THE EXERCISE: Gather each line in the entries that includes the string "рубеже".

RECORDS FOR THE TASK:
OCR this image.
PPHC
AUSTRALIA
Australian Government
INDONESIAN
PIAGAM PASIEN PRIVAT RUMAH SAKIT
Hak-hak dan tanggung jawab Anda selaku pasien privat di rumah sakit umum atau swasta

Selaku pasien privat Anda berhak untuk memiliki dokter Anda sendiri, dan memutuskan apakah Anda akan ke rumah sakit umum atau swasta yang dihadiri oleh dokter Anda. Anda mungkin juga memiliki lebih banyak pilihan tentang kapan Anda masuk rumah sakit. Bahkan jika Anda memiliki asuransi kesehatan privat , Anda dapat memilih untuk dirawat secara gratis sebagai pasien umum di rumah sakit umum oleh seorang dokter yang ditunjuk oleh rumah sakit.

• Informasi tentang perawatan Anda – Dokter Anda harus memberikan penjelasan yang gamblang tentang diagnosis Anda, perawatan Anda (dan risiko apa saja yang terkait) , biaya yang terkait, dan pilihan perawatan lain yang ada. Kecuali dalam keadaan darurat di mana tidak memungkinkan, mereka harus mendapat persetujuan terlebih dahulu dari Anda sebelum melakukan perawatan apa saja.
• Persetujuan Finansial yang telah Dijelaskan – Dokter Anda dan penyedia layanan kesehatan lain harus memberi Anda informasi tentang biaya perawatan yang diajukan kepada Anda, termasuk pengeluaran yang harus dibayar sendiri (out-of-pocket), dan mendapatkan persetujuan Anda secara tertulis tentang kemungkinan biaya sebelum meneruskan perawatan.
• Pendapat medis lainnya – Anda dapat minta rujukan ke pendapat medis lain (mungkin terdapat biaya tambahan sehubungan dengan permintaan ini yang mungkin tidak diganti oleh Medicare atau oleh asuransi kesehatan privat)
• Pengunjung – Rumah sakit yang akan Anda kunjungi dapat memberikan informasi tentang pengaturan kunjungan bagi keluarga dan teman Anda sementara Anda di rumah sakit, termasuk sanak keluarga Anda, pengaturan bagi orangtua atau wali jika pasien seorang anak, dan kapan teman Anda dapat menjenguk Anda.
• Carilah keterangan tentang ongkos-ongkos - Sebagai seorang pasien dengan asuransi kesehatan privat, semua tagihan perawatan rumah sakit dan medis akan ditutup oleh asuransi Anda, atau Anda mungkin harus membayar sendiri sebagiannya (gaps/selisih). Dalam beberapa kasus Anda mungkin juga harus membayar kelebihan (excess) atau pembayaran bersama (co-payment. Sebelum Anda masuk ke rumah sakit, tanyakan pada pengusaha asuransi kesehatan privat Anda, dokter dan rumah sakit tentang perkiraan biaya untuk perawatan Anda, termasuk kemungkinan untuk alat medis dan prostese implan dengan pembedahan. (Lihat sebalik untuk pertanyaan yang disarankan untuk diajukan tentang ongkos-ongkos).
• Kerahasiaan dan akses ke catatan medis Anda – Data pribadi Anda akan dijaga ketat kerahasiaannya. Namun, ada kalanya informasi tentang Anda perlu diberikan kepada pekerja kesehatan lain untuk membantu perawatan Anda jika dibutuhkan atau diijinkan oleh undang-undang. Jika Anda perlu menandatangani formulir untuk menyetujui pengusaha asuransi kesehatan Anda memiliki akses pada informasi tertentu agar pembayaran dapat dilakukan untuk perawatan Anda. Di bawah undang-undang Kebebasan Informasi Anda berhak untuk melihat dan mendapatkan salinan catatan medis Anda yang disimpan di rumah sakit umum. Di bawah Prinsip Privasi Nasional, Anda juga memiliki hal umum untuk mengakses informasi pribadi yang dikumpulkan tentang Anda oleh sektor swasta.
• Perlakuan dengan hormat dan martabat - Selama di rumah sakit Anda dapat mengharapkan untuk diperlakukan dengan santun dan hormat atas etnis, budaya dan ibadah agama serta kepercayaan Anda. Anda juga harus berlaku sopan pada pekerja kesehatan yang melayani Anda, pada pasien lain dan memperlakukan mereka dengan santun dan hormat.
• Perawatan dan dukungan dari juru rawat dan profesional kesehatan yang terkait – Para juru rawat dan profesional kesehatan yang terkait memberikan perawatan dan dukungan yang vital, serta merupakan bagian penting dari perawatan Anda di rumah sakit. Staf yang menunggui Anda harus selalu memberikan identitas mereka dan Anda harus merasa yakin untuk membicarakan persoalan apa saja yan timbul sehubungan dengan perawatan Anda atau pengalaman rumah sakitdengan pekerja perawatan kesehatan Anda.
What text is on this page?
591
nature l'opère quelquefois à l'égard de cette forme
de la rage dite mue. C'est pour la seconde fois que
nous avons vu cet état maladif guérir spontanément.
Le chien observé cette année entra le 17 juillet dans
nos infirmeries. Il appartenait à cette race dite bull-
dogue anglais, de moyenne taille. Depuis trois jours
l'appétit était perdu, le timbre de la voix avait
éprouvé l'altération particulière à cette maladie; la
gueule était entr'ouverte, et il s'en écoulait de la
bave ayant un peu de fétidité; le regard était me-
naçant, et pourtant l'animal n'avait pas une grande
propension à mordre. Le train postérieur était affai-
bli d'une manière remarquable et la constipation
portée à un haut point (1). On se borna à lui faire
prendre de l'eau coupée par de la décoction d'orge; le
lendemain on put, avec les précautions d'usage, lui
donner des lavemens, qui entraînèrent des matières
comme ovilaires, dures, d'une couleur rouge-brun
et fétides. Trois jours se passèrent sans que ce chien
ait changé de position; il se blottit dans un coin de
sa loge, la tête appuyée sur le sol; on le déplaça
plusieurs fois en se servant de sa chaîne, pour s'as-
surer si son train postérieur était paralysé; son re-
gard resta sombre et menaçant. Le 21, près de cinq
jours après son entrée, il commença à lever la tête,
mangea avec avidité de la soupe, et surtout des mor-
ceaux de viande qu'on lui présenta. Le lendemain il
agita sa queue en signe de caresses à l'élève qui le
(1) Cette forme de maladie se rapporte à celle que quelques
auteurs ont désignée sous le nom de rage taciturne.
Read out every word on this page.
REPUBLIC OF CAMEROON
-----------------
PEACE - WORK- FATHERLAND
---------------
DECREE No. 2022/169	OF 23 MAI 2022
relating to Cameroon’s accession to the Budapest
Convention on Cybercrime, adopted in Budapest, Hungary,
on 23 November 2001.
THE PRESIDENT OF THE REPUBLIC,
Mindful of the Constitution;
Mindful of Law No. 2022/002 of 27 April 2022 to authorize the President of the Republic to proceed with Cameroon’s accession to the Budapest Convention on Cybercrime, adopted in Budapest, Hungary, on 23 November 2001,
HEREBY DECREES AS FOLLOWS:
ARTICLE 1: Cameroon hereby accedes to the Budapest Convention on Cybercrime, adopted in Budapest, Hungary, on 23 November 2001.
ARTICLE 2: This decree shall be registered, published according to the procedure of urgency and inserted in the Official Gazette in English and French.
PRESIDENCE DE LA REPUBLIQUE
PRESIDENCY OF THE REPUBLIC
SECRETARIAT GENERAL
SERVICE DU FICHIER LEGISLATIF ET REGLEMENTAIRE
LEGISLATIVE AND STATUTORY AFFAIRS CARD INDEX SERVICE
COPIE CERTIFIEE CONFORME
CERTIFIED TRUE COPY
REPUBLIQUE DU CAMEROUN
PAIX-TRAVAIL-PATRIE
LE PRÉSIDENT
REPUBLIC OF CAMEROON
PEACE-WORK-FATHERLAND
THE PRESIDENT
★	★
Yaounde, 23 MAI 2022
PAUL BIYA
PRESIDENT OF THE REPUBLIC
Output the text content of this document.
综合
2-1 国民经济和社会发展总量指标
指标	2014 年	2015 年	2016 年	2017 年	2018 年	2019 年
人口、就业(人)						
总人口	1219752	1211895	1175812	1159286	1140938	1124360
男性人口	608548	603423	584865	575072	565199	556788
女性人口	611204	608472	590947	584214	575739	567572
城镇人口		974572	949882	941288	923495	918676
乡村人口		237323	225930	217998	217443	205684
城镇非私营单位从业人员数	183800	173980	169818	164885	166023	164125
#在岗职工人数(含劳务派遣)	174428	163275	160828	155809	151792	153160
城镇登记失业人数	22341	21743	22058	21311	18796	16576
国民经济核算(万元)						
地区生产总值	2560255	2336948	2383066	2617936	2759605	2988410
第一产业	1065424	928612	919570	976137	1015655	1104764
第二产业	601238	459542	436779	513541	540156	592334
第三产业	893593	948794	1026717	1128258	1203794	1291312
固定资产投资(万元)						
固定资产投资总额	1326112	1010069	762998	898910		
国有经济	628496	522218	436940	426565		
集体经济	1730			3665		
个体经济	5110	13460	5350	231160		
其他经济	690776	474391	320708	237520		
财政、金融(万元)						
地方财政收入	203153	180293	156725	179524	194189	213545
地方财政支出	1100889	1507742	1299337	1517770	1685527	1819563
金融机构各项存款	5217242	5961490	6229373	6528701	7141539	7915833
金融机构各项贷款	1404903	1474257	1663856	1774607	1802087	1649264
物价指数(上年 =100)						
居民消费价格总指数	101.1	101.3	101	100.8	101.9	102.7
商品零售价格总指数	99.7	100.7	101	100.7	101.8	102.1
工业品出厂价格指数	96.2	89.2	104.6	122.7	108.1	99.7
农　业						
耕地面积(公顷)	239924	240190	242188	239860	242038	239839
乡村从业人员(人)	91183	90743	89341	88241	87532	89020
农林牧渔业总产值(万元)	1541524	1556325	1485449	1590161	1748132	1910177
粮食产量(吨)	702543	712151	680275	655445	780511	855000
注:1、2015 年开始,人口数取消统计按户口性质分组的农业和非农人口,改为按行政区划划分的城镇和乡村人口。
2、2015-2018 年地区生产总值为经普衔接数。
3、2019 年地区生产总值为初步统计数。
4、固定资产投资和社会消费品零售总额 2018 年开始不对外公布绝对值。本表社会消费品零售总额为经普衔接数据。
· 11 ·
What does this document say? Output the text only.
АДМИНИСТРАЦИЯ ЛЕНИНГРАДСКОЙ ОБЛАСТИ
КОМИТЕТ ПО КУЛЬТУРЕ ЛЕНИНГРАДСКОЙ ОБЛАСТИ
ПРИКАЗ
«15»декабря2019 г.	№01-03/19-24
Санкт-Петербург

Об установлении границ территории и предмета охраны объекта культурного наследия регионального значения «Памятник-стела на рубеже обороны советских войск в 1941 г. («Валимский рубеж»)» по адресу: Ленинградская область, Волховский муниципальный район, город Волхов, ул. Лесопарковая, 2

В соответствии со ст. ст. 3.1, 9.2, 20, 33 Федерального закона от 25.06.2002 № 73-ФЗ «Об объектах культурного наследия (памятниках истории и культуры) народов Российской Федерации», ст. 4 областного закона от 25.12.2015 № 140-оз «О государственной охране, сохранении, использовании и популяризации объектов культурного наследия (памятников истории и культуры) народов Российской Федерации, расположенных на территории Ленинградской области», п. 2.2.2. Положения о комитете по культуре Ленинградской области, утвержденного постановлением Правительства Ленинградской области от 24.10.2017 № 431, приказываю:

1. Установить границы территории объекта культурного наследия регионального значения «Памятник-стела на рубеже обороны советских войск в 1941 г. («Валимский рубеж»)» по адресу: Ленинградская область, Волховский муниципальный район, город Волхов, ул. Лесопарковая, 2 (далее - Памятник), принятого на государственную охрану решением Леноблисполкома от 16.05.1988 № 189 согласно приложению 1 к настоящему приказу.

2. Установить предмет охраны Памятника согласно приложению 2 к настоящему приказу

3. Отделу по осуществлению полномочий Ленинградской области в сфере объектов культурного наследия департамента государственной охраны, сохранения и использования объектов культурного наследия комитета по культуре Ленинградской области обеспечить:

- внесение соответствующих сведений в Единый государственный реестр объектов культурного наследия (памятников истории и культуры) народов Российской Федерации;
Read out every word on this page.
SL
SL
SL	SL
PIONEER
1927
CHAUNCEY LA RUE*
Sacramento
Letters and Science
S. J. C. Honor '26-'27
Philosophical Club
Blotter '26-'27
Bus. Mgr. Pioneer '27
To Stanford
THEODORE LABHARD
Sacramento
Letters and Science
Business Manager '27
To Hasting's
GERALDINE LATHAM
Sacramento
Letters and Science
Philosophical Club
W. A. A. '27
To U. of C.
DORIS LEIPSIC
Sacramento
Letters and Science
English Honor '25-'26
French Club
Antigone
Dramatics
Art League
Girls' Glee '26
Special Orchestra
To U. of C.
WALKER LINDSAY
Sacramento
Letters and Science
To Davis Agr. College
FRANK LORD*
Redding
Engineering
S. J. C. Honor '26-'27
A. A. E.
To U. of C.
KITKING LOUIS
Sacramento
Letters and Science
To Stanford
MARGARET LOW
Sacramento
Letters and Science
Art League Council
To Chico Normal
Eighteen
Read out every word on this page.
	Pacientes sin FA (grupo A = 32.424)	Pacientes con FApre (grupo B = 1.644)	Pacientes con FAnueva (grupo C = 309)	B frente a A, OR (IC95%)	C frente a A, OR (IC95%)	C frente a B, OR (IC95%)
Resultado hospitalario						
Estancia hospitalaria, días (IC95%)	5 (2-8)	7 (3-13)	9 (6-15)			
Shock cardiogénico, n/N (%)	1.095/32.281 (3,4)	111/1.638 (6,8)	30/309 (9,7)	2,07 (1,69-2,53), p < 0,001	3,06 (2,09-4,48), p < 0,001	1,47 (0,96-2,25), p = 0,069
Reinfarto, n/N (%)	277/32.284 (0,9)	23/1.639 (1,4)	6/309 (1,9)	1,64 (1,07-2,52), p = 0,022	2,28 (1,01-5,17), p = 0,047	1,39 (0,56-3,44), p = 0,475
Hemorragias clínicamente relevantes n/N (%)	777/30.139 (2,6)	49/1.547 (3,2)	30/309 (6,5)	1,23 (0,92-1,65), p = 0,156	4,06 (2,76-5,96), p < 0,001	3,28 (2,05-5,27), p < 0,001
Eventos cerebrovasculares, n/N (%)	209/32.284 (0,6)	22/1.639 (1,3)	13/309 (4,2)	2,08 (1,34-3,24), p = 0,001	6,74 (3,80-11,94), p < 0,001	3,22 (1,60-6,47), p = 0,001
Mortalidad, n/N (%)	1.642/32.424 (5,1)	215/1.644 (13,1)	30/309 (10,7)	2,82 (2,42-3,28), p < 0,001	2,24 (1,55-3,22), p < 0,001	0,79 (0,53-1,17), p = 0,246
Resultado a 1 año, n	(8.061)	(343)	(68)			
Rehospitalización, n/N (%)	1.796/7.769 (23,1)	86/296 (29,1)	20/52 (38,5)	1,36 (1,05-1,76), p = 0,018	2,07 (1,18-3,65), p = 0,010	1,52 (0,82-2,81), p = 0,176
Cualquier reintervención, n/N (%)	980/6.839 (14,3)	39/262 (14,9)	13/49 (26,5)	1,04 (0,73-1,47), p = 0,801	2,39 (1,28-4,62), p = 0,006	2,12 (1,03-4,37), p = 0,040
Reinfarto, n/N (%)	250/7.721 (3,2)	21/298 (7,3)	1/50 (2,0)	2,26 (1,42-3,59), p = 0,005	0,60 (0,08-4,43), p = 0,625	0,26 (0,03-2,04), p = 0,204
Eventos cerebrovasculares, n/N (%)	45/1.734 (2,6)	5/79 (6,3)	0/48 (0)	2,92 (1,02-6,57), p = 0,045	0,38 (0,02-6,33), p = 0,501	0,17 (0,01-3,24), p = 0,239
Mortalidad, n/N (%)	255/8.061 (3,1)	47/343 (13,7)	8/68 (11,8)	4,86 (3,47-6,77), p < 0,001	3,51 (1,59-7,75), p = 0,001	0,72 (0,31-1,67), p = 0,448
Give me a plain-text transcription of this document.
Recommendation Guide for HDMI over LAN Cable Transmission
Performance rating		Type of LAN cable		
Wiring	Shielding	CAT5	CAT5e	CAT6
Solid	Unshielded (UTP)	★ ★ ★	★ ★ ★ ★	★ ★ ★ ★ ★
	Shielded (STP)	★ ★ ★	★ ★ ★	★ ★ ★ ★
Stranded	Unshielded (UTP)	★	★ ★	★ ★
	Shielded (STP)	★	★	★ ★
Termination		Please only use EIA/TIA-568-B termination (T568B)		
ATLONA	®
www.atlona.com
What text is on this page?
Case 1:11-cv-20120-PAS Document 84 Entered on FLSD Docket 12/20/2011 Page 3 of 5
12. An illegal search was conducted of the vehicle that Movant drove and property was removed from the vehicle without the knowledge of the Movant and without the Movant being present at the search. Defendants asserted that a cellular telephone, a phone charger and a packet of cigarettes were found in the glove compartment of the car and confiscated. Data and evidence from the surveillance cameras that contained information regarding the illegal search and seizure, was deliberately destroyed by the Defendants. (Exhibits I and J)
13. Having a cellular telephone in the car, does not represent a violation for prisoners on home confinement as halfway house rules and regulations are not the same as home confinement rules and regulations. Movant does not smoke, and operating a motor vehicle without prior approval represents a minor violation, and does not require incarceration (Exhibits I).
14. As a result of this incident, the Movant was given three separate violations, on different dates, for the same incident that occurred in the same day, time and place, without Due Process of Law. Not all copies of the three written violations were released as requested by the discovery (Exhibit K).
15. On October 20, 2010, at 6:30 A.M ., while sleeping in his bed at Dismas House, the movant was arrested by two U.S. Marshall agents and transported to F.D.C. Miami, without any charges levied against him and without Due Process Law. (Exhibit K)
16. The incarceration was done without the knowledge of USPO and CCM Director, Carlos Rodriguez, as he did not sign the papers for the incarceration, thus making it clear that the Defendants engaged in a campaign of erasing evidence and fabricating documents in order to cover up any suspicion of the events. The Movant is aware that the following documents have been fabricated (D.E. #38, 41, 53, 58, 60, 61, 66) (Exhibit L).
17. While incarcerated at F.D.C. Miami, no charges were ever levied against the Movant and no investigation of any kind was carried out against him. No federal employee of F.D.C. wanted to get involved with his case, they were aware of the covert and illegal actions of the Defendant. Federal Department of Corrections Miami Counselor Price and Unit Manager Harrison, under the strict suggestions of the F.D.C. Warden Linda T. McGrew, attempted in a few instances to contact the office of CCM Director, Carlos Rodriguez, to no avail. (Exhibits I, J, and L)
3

SOLUTION TO THE EXERCISE:
Об установлении границ территории и предмета охраны объекта культурного наследия регионального значения «Памятник-стела на рубеже обороны советских войск в 1941 г. («Валимский рубеж»)» по адресу: Ленинградская область, Волховский муниципальный район, город Волхов, ул. Лесопарковая, 2
1. Установить границы территории объекта культурного наследия регионального значения «Памятник-стела на рубеже обороны советских войск в 1941 г. («Валимский рубеж»)» по адресу: Ленинградская область, Волховский муниципальный район, город Волхов, ул. Лесопарковая, 2 (далее - Памятник), принятого на государственную охрану решением Леноблисполкома от 16.05.1988 № 189 согласно приложению 1 к настоящему приказу.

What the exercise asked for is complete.